[Begin EXERCISE DATA]

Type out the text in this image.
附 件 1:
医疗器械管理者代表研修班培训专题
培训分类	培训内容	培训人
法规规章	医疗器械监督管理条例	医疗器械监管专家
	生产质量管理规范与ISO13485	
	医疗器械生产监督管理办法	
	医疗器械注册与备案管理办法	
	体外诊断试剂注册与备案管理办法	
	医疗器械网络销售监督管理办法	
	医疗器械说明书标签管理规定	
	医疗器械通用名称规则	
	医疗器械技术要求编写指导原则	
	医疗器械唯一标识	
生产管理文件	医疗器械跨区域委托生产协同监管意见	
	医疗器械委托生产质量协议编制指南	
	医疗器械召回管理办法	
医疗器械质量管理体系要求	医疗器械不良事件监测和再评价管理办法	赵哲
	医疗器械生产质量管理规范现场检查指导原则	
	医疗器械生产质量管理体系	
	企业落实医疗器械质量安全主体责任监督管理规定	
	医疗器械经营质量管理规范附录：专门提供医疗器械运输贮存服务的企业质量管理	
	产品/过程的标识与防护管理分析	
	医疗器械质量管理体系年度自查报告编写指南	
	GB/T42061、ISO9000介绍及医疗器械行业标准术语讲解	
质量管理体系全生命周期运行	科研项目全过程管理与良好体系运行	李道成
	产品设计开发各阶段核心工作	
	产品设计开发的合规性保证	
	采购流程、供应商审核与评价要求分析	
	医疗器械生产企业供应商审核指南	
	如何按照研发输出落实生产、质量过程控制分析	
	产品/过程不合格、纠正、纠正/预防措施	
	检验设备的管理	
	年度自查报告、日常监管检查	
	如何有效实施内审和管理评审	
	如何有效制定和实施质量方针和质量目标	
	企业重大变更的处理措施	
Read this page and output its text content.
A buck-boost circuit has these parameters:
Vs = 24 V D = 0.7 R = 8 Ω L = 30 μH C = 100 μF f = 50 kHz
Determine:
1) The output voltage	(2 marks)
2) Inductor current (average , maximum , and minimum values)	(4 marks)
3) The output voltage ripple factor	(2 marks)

[End EXERCISE DATA]

TASK PROMPT: Copy every line of the listing that includes the string "text".

EXPECTED ANSWER:
Type out the text in this image.
Read this page and output its text content.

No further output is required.